## start Recorded data

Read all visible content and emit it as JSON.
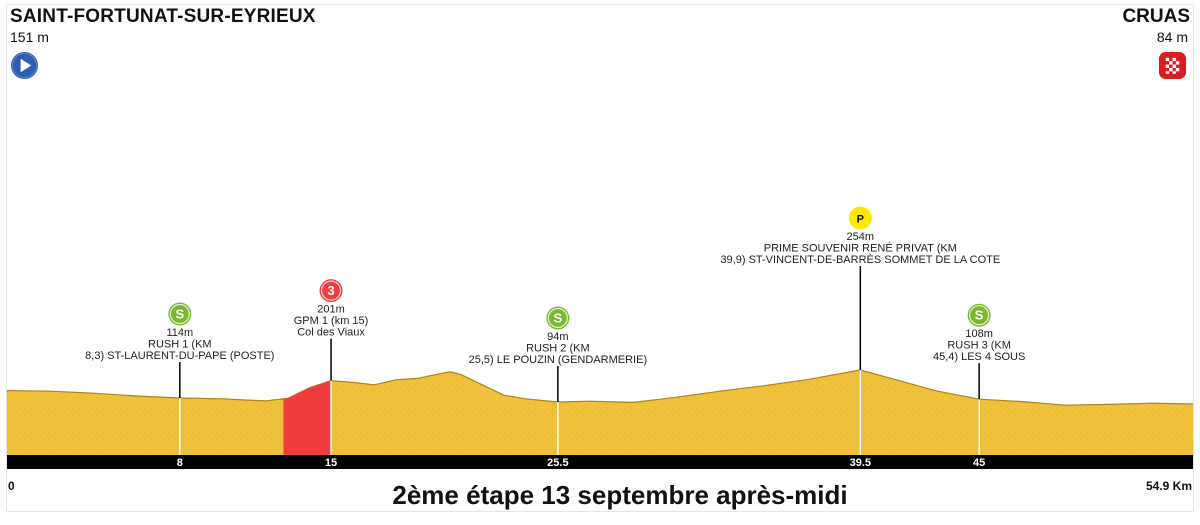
{
  "start": {
    "name": "SAINT-FORTUNAT-SUR-EYRIEUX",
    "altitude": "151 m"
  },
  "finish": {
    "name": "CRUAS",
    "altitude": "84 m"
  },
  "stage_title": "2ème étape 13 septembre après-midi",
  "axis": {
    "start_label": "0",
    "end_label": "54.9 Km"
  },
  "colors": {
    "terrain": "#f0c23c",
    "climb": "#f03c3c",
    "sprint": "#7ab82e",
    "bonus": "#ffe800",
    "axis_bar": "#000000"
  },
  "chart_data": {
    "type": "area",
    "x_unit": "km",
    "y_unit": "m",
    "xlim": [
      0,
      54.9
    ],
    "profile": [
      {
        "km": 0,
        "alt": 151
      },
      {
        "km": 2,
        "alt": 148
      },
      {
        "km": 4,
        "alt": 138
      },
      {
        "km": 6,
        "alt": 124
      },
      {
        "km": 8,
        "alt": 114
      },
      {
        "km": 10,
        "alt": 110
      },
      {
        "km": 11,
        "alt": 104
      },
      {
        "km": 12,
        "alt": 100
      },
      {
        "km": 13,
        "alt": 112
      },
      {
        "km": 14,
        "alt": 165
      },
      {
        "km": 15,
        "alt": 201
      },
      {
        "km": 16,
        "alt": 192
      },
      {
        "km": 17,
        "alt": 180
      },
      {
        "km": 18,
        "alt": 205
      },
      {
        "km": 19,
        "alt": 212
      },
      {
        "km": 20,
        "alt": 235
      },
      {
        "km": 20.5,
        "alt": 245
      },
      {
        "km": 21,
        "alt": 232
      },
      {
        "km": 22,
        "alt": 180
      },
      {
        "km": 23,
        "alt": 128
      },
      {
        "km": 24,
        "alt": 110
      },
      {
        "km": 25.5,
        "alt": 94
      },
      {
        "km": 27,
        "alt": 98
      },
      {
        "km": 29,
        "alt": 92
      },
      {
        "km": 31,
        "alt": 118
      },
      {
        "km": 33,
        "alt": 148
      },
      {
        "km": 35,
        "alt": 175
      },
      {
        "km": 37,
        "alt": 205
      },
      {
        "km": 39.5,
        "alt": 254
      },
      {
        "km": 41,
        "alt": 210
      },
      {
        "km": 43,
        "alt": 150
      },
      {
        "km": 45,
        "alt": 108
      },
      {
        "km": 47,
        "alt": 96
      },
      {
        "km": 49,
        "alt": 78
      },
      {
        "km": 51,
        "alt": 82
      },
      {
        "km": 53,
        "alt": 88
      },
      {
        "km": 54.9,
        "alt": 84
      }
    ],
    "climb_segment": {
      "from_km": 12.8,
      "to_km": 15
    },
    "axis_ticks": [
      "8",
      "15",
      "25.5",
      "39.5",
      "45"
    ],
    "markers": [
      {
        "km": 8,
        "type": "sprint",
        "icon_text": "S",
        "altitude": "114m",
        "lines": [
          "RUSH 1 (KM",
          "8,3) ST-LAURENT-DU-PAPE (POSTE)"
        ]
      },
      {
        "km": 15,
        "type": "climb",
        "icon_text": "3",
        "altitude": "201m",
        "lines": [
          "GPM 1 (km 15)",
          "Col des Viaux"
        ]
      },
      {
        "km": 25.5,
        "type": "sprint",
        "icon_text": "S",
        "altitude": "94m",
        "lines": [
          "RUSH 2 (KM",
          "25,5) LE POUZIN (GENDARMERIE)"
        ]
      },
      {
        "km": 39.5,
        "type": "bonus",
        "icon_text": "P",
        "altitude": "254m",
        "lines": [
          "PRIME SOUVENIR RENÉ PRIVAT (KM",
          "39,9) ST-VINCENT-DE-BARRÈS SOMMET DE LA COTE"
        ]
      },
      {
        "km": 45,
        "type": "sprint",
        "icon_text": "S",
        "altitude": "108m",
        "lines": [
          "RUSH 3 (KM",
          "45,4) LES 4 SOUS"
        ]
      }
    ]
  }
}
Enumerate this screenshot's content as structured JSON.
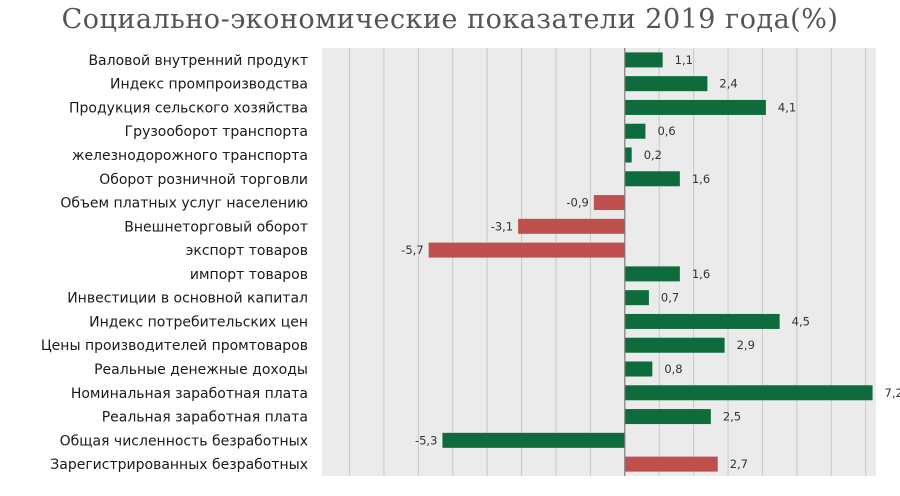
{
  "chart_data": {
    "type": "bar",
    "orientation": "horizontal",
    "title": "Социально-экономические показатели 2019 года(%)",
    "xlabel": "",
    "ylabel": "",
    "xlim": [
      -8.8,
      7.3
    ],
    "grid": true,
    "legend": "none",
    "colors": {
      "green": "#0e6b3c",
      "red": "#c0504d",
      "plot_bg": "#ebebeb",
      "grid": "#c8c8c8"
    },
    "categories": [
      "Валовой внутренний продукт",
      "Индекс промпроизводства",
      "Продукция сельского хозяйства",
      "Грузооборот транспорта",
      "железнодорожного транспорта",
      "Оборот розничной торговли",
      "Объем платных услуг населению",
      "Внешнеторговый оборот",
      "экспорт товаров",
      "импорт товаров",
      "Инвестиции в основной капитал",
      "Индекс потребительских цен",
      "Цены производителей промтоваров",
      "Реальные денежные доходы",
      "Номинальная заработная плата",
      "Реальная заработная плата",
      "Общая численность безработных",
      "Зарегистрированных безработных"
    ],
    "values": [
      1.1,
      2.4,
      4.1,
      0.6,
      0.2,
      1.6,
      -0.9,
      -3.1,
      -5.7,
      1.6,
      0.7,
      4.5,
      2.9,
      0.8,
      7.2,
      2.5,
      -5.3,
      2.7
    ],
    "value_labels": [
      "1,1",
      "2,4",
      "4,1",
      "0,6",
      "0,2",
      "1,6",
      "-0,9",
      "-3,1",
      "-5,7",
      "1,6",
      "0,7",
      "4,5",
      "2,9",
      "0,8",
      "7,2",
      "2,5",
      "-5,3",
      "2,7"
    ],
    "bar_colors": [
      "green",
      "green",
      "green",
      "green",
      "green",
      "green",
      "red",
      "red",
      "red",
      "green",
      "green",
      "green",
      "green",
      "green",
      "green",
      "green",
      "green",
      "red"
    ]
  }
}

## end Recorded data

▶ Aim
Gather up every line from the listing above in which the word "заработная" occurs.

▶ Problem solution
      "Номинальная заработная плата",
      "Реальная заработная плата",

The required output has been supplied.